Among the entries below, count the lines where the string "Recording" occurs, and give only the number.
--- Start Data listing ---
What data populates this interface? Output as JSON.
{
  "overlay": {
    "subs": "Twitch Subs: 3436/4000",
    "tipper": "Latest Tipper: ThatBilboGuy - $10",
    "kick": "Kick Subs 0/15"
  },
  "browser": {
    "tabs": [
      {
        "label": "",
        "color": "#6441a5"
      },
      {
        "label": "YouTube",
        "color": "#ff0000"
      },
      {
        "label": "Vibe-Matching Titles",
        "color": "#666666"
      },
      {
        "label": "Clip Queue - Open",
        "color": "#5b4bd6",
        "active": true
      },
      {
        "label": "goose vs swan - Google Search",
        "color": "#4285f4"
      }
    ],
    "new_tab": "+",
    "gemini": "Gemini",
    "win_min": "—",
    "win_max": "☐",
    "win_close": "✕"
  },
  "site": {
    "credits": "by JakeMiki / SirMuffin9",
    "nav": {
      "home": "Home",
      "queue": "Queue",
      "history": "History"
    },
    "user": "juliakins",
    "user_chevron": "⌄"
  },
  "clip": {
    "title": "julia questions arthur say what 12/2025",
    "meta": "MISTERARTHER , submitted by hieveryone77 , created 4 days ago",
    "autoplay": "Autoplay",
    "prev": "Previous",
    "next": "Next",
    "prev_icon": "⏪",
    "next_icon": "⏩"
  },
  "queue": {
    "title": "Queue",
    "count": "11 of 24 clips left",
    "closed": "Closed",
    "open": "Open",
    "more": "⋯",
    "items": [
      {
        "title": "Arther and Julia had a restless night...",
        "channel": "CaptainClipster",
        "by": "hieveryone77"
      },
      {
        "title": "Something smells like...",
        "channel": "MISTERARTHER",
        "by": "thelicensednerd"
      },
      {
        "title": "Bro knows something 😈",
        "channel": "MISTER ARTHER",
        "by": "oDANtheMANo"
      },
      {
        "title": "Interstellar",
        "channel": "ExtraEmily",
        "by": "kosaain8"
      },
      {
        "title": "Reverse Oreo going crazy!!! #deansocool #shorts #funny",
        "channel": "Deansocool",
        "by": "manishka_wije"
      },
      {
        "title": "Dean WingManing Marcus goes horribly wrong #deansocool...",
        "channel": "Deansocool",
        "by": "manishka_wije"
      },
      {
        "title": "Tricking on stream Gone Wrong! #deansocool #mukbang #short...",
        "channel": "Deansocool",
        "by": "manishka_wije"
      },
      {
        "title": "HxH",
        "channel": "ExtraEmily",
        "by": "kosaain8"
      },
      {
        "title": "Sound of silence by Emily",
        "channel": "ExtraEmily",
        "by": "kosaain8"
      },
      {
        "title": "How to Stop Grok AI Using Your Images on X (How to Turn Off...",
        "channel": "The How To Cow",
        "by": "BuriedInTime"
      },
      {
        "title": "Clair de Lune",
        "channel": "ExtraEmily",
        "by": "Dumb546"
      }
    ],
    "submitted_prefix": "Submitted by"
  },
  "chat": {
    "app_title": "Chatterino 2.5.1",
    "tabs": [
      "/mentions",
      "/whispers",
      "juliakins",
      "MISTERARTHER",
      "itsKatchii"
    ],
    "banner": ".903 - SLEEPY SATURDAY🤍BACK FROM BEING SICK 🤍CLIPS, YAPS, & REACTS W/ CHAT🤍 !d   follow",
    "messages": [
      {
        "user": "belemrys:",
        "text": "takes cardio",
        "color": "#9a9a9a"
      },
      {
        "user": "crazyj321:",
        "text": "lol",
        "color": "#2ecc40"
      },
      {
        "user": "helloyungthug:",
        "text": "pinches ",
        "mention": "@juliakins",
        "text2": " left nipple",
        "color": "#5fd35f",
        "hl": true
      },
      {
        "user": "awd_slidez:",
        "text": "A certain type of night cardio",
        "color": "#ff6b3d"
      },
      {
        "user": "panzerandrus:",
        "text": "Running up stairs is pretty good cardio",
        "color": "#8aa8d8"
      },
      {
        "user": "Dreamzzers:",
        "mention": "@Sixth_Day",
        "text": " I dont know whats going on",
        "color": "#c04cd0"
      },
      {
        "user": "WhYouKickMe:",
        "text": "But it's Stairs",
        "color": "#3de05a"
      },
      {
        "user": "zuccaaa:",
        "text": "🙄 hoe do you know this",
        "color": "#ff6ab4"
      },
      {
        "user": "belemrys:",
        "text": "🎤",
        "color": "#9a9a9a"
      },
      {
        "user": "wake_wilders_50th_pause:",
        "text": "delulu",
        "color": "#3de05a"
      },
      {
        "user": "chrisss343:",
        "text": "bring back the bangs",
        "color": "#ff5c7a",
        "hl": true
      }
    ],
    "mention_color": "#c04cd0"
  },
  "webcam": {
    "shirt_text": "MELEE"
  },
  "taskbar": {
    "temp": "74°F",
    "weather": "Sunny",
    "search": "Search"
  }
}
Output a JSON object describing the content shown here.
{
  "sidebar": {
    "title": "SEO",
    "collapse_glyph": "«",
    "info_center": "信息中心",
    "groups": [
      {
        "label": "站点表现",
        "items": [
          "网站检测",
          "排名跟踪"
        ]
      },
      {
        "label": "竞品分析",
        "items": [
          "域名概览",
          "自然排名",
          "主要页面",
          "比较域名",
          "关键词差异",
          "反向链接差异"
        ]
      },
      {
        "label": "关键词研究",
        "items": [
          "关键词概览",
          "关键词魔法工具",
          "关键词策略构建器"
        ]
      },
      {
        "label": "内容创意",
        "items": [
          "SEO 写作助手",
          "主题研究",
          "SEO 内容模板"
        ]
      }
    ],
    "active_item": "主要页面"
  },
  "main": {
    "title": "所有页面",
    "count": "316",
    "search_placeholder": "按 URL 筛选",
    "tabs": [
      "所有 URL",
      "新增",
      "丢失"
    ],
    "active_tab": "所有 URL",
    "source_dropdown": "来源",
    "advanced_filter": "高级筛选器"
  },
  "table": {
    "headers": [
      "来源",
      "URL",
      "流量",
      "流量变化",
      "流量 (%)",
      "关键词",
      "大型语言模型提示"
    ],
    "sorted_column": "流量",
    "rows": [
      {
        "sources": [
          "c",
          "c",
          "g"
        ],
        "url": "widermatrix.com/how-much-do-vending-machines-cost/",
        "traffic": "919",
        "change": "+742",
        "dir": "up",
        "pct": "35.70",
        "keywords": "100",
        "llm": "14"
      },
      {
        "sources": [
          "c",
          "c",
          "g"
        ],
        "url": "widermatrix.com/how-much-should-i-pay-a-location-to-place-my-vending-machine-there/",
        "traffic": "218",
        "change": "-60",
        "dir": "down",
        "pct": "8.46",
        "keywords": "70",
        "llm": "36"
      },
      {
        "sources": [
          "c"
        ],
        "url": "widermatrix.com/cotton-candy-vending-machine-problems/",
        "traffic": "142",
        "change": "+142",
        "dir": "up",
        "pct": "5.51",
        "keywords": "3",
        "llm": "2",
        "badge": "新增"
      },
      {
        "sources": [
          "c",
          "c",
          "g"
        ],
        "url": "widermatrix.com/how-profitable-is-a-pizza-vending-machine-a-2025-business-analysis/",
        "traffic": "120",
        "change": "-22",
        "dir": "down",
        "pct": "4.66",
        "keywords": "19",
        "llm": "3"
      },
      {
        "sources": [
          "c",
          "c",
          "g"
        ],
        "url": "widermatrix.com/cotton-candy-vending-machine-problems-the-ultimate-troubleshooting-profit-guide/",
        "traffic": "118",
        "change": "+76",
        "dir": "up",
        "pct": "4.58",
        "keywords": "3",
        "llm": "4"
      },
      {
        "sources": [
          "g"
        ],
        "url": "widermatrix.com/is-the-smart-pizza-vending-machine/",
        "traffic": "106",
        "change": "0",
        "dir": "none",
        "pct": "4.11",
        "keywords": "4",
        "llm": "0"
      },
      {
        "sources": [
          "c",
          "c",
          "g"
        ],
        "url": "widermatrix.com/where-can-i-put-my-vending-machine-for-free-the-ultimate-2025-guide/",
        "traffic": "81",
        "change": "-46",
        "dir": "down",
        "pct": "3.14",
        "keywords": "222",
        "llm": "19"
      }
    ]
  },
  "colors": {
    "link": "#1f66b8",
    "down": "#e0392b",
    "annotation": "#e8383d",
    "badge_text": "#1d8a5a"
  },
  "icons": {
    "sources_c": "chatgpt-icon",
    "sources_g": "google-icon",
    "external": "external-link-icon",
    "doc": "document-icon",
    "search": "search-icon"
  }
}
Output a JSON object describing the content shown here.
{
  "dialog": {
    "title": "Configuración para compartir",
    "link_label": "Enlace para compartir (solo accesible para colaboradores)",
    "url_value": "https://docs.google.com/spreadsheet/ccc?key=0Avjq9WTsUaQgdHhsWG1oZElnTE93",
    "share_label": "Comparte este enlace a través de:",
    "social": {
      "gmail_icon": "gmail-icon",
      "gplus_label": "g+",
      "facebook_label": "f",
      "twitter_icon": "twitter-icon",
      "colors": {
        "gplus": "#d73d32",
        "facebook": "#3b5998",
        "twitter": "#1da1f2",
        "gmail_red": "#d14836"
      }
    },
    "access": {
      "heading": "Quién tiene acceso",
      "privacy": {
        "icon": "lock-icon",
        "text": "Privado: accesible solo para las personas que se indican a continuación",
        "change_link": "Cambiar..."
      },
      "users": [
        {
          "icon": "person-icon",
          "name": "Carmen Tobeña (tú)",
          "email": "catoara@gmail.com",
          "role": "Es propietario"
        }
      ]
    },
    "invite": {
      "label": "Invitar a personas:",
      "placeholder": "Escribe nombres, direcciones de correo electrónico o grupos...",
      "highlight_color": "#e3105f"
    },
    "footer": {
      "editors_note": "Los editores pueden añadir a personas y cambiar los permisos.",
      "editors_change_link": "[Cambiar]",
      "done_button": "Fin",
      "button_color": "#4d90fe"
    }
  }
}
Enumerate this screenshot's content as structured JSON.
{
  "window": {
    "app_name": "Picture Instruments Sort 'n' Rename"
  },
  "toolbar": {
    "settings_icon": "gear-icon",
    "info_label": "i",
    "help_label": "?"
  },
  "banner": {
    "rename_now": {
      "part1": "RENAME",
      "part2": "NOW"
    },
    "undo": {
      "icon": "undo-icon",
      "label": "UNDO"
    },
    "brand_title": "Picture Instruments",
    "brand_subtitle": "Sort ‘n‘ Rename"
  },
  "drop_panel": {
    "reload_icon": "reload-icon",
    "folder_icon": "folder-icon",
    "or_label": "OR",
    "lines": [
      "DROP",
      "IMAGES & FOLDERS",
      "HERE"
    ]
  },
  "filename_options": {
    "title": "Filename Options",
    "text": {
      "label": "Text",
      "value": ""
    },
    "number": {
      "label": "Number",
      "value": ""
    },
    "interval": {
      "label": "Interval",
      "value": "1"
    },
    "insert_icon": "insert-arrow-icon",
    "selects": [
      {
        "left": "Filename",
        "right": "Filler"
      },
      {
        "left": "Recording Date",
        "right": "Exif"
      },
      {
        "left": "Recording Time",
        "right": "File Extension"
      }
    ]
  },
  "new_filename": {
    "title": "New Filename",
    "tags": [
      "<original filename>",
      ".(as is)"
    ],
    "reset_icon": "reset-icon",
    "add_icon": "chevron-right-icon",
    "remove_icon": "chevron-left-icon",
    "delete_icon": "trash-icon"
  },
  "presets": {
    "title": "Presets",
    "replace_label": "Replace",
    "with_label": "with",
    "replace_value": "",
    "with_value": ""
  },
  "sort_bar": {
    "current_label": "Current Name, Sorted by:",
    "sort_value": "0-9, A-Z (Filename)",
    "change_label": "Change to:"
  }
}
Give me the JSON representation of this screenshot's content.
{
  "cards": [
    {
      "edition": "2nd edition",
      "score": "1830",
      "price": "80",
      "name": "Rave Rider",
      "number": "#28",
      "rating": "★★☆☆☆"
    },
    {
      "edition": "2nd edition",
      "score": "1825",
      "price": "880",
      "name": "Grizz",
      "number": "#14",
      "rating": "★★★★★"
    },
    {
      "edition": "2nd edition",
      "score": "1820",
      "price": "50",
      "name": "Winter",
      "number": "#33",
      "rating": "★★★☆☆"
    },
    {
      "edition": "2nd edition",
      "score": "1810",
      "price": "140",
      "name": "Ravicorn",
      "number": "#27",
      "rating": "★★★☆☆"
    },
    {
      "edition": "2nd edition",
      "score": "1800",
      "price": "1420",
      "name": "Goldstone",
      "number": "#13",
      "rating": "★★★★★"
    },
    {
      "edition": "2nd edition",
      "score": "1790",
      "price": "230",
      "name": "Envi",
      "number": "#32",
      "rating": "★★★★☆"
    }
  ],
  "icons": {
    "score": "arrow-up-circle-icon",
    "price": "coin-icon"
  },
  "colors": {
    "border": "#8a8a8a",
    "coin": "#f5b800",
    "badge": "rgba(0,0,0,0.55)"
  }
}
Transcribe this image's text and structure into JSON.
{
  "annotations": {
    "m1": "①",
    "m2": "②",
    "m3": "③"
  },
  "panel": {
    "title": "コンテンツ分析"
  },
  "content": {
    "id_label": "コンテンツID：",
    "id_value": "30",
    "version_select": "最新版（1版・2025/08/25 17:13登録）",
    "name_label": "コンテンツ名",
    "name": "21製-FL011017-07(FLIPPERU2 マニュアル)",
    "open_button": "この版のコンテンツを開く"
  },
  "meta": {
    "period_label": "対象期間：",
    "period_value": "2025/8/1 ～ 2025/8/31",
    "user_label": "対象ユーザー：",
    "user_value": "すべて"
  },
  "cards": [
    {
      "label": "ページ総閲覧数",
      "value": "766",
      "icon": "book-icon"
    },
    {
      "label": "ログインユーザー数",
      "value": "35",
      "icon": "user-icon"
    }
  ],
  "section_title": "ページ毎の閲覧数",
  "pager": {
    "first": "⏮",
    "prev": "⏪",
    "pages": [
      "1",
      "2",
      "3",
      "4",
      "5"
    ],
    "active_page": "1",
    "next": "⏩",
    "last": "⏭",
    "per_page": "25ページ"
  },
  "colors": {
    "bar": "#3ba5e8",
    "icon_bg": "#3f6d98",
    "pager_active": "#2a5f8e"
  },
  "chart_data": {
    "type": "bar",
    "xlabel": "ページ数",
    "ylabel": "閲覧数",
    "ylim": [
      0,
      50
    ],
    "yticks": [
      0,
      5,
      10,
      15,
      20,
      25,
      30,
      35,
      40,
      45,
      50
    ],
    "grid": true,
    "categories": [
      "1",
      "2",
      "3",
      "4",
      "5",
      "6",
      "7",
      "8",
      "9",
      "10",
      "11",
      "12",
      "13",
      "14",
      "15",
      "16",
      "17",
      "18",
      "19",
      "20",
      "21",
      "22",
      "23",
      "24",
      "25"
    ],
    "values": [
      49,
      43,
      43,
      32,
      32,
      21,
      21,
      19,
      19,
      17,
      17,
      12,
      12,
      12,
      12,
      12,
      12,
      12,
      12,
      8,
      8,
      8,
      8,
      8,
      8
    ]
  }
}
--- End Data listing ---
▸ Written answer:
2